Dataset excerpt
·····
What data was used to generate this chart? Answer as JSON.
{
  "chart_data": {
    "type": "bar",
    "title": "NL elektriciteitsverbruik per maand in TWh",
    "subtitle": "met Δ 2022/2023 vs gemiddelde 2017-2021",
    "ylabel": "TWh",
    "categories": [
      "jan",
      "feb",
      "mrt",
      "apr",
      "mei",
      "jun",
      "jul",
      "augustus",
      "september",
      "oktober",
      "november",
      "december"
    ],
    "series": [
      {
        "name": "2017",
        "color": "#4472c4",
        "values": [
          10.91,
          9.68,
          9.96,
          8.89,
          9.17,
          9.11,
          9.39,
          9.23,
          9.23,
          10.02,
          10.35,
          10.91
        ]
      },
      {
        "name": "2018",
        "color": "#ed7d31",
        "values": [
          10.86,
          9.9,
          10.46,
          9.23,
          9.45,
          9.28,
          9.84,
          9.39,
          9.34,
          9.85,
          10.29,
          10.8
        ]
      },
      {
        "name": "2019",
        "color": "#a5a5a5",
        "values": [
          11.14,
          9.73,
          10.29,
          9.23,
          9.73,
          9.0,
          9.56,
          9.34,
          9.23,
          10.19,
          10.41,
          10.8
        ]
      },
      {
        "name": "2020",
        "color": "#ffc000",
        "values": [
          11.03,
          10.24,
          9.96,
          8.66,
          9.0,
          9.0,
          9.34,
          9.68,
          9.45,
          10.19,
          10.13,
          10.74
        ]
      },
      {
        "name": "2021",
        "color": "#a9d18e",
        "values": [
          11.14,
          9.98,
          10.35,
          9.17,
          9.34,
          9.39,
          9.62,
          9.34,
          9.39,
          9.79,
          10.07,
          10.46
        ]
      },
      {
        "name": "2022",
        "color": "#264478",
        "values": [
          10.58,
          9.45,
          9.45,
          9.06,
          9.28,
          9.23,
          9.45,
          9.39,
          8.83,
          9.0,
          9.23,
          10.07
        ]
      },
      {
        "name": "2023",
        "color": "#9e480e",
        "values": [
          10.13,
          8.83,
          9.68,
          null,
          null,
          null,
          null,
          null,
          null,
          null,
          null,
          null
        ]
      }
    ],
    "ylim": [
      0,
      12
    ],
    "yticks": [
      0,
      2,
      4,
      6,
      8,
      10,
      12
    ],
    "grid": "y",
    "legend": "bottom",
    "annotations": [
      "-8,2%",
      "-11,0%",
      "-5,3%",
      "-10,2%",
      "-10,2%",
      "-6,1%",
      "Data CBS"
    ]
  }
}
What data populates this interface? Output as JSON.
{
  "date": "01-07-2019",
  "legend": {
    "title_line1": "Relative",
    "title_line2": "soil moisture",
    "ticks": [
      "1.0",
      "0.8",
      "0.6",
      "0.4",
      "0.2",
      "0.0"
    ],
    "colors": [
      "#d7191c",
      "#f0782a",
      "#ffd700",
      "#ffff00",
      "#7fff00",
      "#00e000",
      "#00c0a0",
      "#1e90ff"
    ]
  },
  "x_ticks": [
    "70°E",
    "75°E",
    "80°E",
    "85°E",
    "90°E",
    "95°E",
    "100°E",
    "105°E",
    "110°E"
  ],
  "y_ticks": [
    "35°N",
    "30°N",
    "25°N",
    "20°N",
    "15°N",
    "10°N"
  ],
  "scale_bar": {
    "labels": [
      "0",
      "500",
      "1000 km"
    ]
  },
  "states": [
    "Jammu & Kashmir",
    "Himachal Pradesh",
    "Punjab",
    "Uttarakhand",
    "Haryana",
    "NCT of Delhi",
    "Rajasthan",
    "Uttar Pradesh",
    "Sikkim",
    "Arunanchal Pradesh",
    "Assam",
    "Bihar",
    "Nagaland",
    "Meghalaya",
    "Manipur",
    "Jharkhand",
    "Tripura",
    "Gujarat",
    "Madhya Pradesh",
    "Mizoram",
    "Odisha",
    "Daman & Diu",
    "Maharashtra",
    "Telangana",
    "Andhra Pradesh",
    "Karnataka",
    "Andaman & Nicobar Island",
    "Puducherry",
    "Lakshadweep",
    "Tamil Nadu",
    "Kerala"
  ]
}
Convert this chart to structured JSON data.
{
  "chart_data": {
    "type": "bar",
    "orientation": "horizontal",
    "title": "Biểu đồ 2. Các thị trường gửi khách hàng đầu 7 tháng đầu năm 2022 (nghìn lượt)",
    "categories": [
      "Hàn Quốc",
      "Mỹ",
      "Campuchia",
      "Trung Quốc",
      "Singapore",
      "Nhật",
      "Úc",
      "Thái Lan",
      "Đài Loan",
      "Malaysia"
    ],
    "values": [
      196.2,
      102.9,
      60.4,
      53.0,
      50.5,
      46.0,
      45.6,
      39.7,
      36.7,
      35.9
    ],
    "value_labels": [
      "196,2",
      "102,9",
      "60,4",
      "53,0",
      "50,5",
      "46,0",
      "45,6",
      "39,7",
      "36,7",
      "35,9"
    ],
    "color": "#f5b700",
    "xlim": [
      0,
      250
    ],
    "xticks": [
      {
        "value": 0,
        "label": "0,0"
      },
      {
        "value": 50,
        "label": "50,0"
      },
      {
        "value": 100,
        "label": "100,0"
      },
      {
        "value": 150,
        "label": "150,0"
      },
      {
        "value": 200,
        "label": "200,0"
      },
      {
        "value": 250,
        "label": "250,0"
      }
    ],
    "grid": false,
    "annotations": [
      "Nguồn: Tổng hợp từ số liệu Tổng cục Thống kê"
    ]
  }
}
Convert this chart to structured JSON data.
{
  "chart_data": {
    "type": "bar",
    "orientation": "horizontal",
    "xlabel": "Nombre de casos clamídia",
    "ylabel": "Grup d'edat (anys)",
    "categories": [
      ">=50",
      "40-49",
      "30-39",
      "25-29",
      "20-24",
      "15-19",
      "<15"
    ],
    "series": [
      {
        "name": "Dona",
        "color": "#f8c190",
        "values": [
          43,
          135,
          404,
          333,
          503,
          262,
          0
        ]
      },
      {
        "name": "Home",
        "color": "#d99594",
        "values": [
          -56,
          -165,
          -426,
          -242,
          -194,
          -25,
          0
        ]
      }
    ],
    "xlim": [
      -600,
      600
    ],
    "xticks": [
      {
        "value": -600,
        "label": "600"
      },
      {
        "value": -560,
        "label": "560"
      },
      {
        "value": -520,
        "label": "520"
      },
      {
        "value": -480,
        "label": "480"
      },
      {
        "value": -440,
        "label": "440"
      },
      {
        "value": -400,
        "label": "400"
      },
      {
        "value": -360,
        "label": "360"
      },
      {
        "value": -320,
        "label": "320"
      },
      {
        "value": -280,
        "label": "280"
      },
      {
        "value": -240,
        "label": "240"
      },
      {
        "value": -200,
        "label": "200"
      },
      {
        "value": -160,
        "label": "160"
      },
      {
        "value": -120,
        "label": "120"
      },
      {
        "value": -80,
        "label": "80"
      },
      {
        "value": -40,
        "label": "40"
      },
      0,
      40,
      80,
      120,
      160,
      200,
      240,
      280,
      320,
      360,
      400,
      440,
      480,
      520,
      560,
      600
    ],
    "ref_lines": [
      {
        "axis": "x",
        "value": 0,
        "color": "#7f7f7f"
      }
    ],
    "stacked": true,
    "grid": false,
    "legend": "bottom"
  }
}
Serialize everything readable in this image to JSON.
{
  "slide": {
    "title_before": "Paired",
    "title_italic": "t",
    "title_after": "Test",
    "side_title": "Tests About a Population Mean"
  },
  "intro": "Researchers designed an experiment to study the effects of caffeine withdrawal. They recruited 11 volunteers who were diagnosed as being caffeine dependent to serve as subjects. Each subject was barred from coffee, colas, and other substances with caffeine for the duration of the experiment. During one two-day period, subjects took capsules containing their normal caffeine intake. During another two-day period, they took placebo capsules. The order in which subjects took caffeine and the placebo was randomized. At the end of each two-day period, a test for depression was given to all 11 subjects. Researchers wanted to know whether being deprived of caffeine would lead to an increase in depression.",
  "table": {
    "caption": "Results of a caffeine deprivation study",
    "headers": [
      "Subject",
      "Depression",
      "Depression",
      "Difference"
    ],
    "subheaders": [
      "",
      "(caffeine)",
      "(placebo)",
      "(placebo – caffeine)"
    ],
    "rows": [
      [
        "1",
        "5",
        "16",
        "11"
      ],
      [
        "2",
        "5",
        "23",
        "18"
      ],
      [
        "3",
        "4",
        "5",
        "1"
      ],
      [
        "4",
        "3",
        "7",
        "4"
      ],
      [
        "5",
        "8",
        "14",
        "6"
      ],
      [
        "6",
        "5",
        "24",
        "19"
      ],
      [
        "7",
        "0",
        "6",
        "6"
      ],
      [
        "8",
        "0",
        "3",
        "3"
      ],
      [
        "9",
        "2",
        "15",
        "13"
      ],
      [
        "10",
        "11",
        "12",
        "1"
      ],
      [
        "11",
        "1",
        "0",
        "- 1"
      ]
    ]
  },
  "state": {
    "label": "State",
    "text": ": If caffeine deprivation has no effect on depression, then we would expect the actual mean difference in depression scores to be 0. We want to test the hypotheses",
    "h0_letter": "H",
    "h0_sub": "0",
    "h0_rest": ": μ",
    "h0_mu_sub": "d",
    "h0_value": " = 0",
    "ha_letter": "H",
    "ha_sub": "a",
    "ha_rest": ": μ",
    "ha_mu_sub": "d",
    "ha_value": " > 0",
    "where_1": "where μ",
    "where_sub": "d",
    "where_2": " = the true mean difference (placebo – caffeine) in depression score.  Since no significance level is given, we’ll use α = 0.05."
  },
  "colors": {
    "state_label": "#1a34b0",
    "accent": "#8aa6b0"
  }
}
·····
§ Instructions to follow:
Search the preceding listing for "true" and extract every line where it is found.

§ The result:
    "stacked": true,
    "where_2": " = the true mean difference (placebo – caffeine) in depression score.  Since no significance level is given, we’ll use α = 0.05."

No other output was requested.